• **Exercise set**
#1 In the news excerpt on China's "common prosperity" drive, how much did Tencent say it would set aside for social aid programs?
#2 Rewrite the part of the news excerpt on China's "common prosperity" drive that opens with the words "Xi has said" and closes with "in the leadership.", swapping "Communist Party" for "ruling party".

Beijing [China], September 9 (ANI): China's President Xi Jinping has put China's tycoons on notice that it is time for them to share more wealth with the rest of the country.

ANI Sep 09, 2021 11:22 IST googleads

China's President Xi Jinping.

Beijing [China], September 9 (ANI): China's President Xi Jinping has put China's tycoons on notice that it is time for them to share more wealth with the rest of the country.
Chris Buckley, Alexandra Stevenson and Cao Li, writing in The New York Times (NYT) said that as Xi prepares for a likely third term, he is promising "common prosperity" to lift farmers and working families into the middle class.
Xi has said the Communist Party will pursue "common prosperity," pressing businesses and entrepreneurs to help narrow the stubborn wealth gap that could hold back the country's rise and erode public confidence in the leadership.
The "common prosperity" campaign has converged with a crackdown on the country's tech giants to curb their dominance. Facing scrutiny, some of China's biggest billionaires, like Jack Ma, have lined up to pledge billions of dollars to charity, said Buckley, Stevenson and Cao.
Chinese companies and entrepreneurs have scrambled to show they are on board. Ma, the co-founder of Alibaba and one of China's richest people, announced that it would plough USD 15.5 billion into "common prosperity" projects, including rural health care and insurance for delivery workers.
Tencent, the country's biggest internet company, also said it would set aside USD 15.5 billion for social aid programs. Wang Xing, the billionaire founder of Meituan, a food-delivery app that has been the subject of an antitrust investigation, transferred more than USD 2 billion of his shares to his philanthropic foundation, reported NYT.
Many of these companies have felt the sting of the government's antitrust crackdown. The government also banned nearly all private tutoring services, which Beijing has depicted as raising the cost of education, a move that erased tens of billions of dollars of value from the shares of tutoring companies.

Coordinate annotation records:
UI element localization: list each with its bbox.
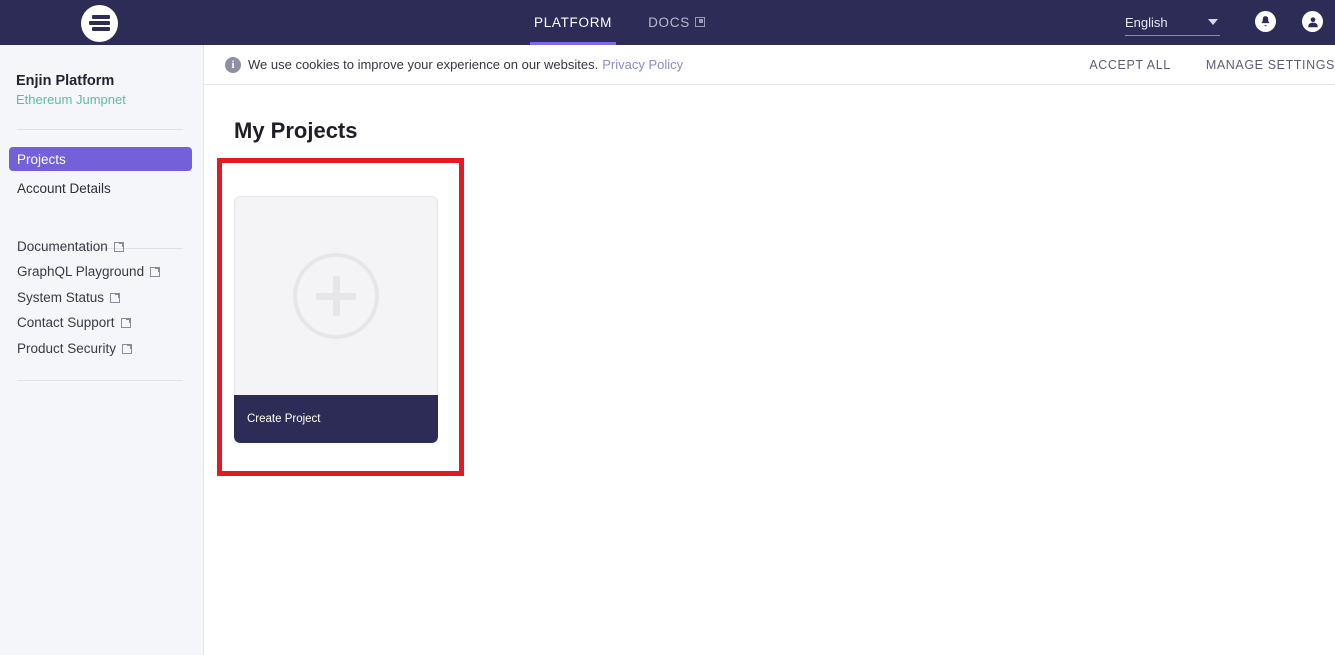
- sidebar-item-account-details-label: Account Details: [17, 180, 111, 196]
- create-project-card-body[interactable]: [234, 196, 438, 395]
- sidebar-item-account-details[interactable]: Account Details: [9, 176, 192, 200]
- sidebar-link-graphql-playground-label: GraphQL Playground: [17, 264, 145, 279]
- sidebar-brand-title: Enjin Platform: [16, 73, 115, 89]
- sidebar-item-projects-label: Projects: [17, 151, 66, 167]
- sidebar: Enjin Platform Ethereum Jumpnet Projects…: [0, 45, 204, 655]
- external-link-icon: [122, 343, 133, 354]
- nav-tab-docs-label: DOCS: [648, 15, 690, 30]
- create-project-label: Create Project: [247, 413, 321, 425]
- manage-settings-button[interactable]: MANAGE SETTINGS: [1206, 58, 1335, 72]
- logo-bars-icon: [88, 15, 110, 31]
- cookie-banner-actions: ACCEPT ALL MANAGE SETTINGS: [1089, 58, 1335, 72]
- sidebar-item-projects[interactable]: Projects: [9, 147, 192, 171]
- sidebar-link-contact-support-label: Contact Support: [17, 315, 115, 330]
- create-project-card[interactable]: Create Project: [234, 196, 438, 443]
- nav-tab-platform[interactable]: PLATFORM: [530, 0, 617, 45]
- cookie-consent-banner: i We use cookies to improve your experie…: [204, 45, 1335, 85]
- top-header-bar: PLATFORM DOCS English: [0, 0, 1335, 45]
- external-link-icon: [694, 16, 705, 27]
- external-link-icon: [110, 292, 121, 303]
- info-icon: i: [225, 56, 241, 73]
- page-title: My Projects: [234, 118, 358, 143]
- enjin-logo[interactable]: [80, 4, 118, 42]
- language-selector-value: English: [1125, 14, 1168, 30]
- header-icon-group: [1255, 11, 1323, 32]
- sidebar-link-documentation[interactable]: Documentation: [17, 239, 124, 254]
- external-link-icon: [113, 241, 124, 252]
- sidebar-link-system-status-label: System Status: [17, 290, 105, 305]
- cookie-banner-text: We use cookies to improve your experienc…: [248, 57, 683, 72]
- sidebar-divider-bottom: [17, 380, 183, 381]
- account-avatar-icon[interactable]: [1302, 11, 1323, 32]
- cookie-banner-message: We use cookies to improve your experienc…: [248, 57, 599, 72]
- external-link-icon: [120, 317, 131, 328]
- nav-tab-docs[interactable]: DOCS: [644, 0, 709, 45]
- external-link-icon: [150, 266, 161, 277]
- sidebar-link-product-security-label: Product Security: [17, 341, 117, 356]
- accept-all-button[interactable]: ACCEPT ALL: [1089, 58, 1171, 72]
- plus-circle-icon: [293, 253, 379, 339]
- main-navigation: PLATFORM DOCS: [530, 0, 709, 45]
- language-selector[interactable]: English: [1125, 9, 1220, 36]
- create-project-card-footer: Create Project: [234, 395, 438, 443]
- chevron-down-icon: [1208, 19, 1218, 25]
- sidebar-link-graphql-playground[interactable]: GraphQL Playground: [17, 264, 161, 279]
- main-content: My Projects Create Project: [204, 86, 1335, 655]
- sidebar-link-contact-support[interactable]: Contact Support: [17, 315, 131, 330]
- sidebar-network-name: Ethereum Jumpnet: [16, 92, 126, 107]
- sidebar-link-product-security[interactable]: Product Security: [17, 341, 133, 356]
- privacy-policy-link[interactable]: Privacy Policy: [602, 57, 683, 72]
- logo-circle: [80, 4, 118, 42]
- nav-tab-platform-label: PLATFORM: [534, 15, 613, 30]
- sidebar-link-system-status[interactable]: System Status: [17, 290, 121, 305]
- sidebar-divider-top: [17, 129, 183, 130]
- notification-bell-icon[interactable]: [1255, 11, 1276, 32]
- sidebar-link-documentation-label: Documentation: [17, 239, 108, 254]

• **Task-by-task solutions**
#1 USD 15.5 billion

#2
Xi has said the ruling party will pursue "common prosperity," pressing businesses and entrepreneurs to help narrow the stubborn wealth gap that could hold back the country's rise and erode public confidence in the leadership.